:: Aim of the exercise ::
All of the records below should be output exactly.

Dataset items
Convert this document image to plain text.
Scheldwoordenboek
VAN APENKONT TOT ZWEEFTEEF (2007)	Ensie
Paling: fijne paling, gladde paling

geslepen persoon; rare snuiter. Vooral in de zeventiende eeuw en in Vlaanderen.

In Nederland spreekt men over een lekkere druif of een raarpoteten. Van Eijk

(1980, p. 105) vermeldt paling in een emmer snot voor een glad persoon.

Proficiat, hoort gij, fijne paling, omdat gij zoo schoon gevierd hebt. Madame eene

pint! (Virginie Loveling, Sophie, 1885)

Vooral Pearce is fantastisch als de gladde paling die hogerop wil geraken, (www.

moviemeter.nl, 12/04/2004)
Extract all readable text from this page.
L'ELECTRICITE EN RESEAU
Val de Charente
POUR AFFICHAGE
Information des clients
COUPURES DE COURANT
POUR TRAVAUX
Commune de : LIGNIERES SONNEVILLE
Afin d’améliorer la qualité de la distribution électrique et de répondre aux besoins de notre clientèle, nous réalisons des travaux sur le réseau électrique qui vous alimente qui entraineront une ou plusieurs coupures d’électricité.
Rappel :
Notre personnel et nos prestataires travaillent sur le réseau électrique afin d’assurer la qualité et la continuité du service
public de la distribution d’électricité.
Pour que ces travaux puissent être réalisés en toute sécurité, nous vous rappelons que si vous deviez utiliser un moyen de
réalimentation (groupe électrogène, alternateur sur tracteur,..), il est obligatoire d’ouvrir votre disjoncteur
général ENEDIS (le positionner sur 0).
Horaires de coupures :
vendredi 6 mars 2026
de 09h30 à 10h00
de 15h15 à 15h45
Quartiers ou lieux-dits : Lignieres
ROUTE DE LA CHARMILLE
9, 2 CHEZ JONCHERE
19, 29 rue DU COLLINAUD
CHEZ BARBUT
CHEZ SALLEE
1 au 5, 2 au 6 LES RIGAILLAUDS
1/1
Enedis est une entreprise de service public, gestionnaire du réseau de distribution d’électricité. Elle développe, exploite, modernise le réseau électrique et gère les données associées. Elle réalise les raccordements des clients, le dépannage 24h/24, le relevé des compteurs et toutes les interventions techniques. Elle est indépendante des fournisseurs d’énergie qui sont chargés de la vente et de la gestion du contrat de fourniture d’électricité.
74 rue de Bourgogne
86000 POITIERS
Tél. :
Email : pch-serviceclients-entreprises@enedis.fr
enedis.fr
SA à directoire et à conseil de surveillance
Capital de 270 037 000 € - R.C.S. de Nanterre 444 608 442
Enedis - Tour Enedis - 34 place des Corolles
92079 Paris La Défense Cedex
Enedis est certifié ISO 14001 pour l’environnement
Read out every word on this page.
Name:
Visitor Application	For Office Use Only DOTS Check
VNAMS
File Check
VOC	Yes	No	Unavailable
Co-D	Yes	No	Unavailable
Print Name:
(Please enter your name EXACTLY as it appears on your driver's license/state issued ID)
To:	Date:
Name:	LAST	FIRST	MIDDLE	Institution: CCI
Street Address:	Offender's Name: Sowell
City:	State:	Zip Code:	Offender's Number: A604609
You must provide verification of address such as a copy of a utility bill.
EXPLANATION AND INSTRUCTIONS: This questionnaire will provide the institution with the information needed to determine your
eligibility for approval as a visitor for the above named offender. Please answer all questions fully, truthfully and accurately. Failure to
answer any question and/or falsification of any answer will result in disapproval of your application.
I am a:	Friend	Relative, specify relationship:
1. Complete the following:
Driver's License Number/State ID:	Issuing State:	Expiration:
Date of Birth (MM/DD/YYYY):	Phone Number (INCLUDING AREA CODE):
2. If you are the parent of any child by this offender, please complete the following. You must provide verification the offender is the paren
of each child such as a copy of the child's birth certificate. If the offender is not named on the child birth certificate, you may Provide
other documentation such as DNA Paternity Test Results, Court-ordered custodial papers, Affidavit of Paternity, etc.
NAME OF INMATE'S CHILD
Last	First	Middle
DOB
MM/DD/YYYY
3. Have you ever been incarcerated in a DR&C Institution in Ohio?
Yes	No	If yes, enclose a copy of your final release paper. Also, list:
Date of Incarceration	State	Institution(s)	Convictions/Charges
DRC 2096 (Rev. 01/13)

:: Response ::
Convert this document image to plain text.
Scheldwoordenboek
VAN APENKONT TOT ZWEEFTEEF (2007)	Ensie
Paling: fijne paling, gladde paling

geslepen persoon; rare snuiter. Vooral in de zeventiende eeuw en in Vlaanderen.

In Nederland spreekt men over een lekkere druif of een raarpoteten. Van Eijk

(1980, p. 105) vermeldt paling in een emmer snot voor een glad persoon.

Proficiat, hoort gij, fijne paling, omdat gij zoo schoon gevierd hebt. Madame eene

pint! (Virginie Loveling, Sophie, 1885)

Vooral Pearce is fantastisch als de gladde paling die hogerop wil geraken, (www.

moviemeter.nl, 12/04/2004)
Extract all readable text from this page.
L'ELECTRICITE EN RESEAU
Val de Charente
POUR AFFICHAGE
Information des clients
COUPURES DE COURANT
POUR TRAVAUX
Commune de : LIGNIERES SONNEVILLE
Afin d’améliorer la qualité de la distribution électrique et de répondre aux besoins de notre clientèle, nous réalisons des travaux sur le réseau électrique qui vous alimente qui entraineront une ou plusieurs coupures d’électricité.
Rappel :
Notre personnel et nos prestataires travaillent sur le réseau électrique afin d’assurer la qualité et la continuité du service
public de la distribution d’électricité.
Pour que ces travaux puissent être réalisés en toute sécurité, nous vous rappelons que si vous deviez utiliser un moyen de
réalimentation (groupe électrogène, alternateur sur tracteur,..), il est obligatoire d’ouvrir votre disjoncteur
général ENEDIS (le positionner sur 0).
Horaires de coupures :
vendredi 6 mars 2026
de 09h30 à 10h00
de 15h15 à 15h45
Quartiers ou lieux-dits : Lignieres
ROUTE DE LA CHARMILLE
9, 2 CHEZ JONCHERE
19, 29 rue DU COLLINAUD
CHEZ BARBUT
CHEZ SALLEE
1 au 5, 2 au 6 LES RIGAILLAUDS
1/1
Enedis est une entreprise de service public, gestionnaire du réseau de distribution d’électricité. Elle développe, exploite, modernise le réseau électrique et gère les données associées. Elle réalise les raccordements des clients, le dépannage 24h/24, le relevé des compteurs et toutes les interventions techniques. Elle est indépendante des fournisseurs d’énergie qui sont chargés de la vente et de la gestion du contrat de fourniture d’électricité.
74 rue de Bourgogne
86000 POITIERS
Tél. :
Email : pch-serviceclients-entreprises@enedis.fr
enedis.fr
SA à directoire et à conseil de surveillance
Capital de 270 037 000 € - R.C.S. de Nanterre 444 608 442
Enedis - Tour Enedis - 34 place des Corolles
92079 Paris La Défense Cedex
Enedis est certifié ISO 14001 pour l’environnement
Read out every word on this page.
Name:
Visitor Application	For Office Use Only DOTS Check
VNAMS
File Check
VOC	Yes	No	Unavailable
Co-D	Yes	No	Unavailable
Print Name:
(Please enter your name EXACTLY as it appears on your driver's license/state issued ID)
To:	Date:
Name:	LAST	FIRST	MIDDLE	Institution: CCI
Street Address:	Offender's Name: Sowell
City:	State:	Zip Code:	Offender's Number: A604609
You must provide verification of address such as a copy of a utility bill.
EXPLANATION AND INSTRUCTIONS: This questionnaire will provide the institution with the information needed to determine your
eligibility for approval as a visitor for the above named offender. Please answer all questions fully, truthfully and accurately. Failure to
answer any question and/or falsification of any answer will result in disapproval of your application.
I am a:	Friend	Relative, specify relationship:
1. Complete the following:
Driver's License Number/State ID:	Issuing State:	Expiration:
Date of Birth (MM/DD/YYYY):	Phone Number (INCLUDING AREA CODE):
2. If you are the parent of any child by this offender, please complete the following. You must provide verification the offender is the paren
of each child such as a copy of the child's birth certificate. If the offender is not named on the child birth certificate, you may Provide
other documentation such as DNA Paternity Test Results, Court-ordered custodial papers, Affidavit of Paternity, etc.
NAME OF INMATE'S CHILD
Last	First	Middle
DOB
MM/DD/YYYY
3. Have you ever been incarcerated in a DR&C Institution in Ohio?
Yes	No	If yes, enclose a copy of your final release paper. Also, list:
Date of Incarceration	State	Institution(s)	Convictions/Charges
DRC 2096 (Rev. 01/13)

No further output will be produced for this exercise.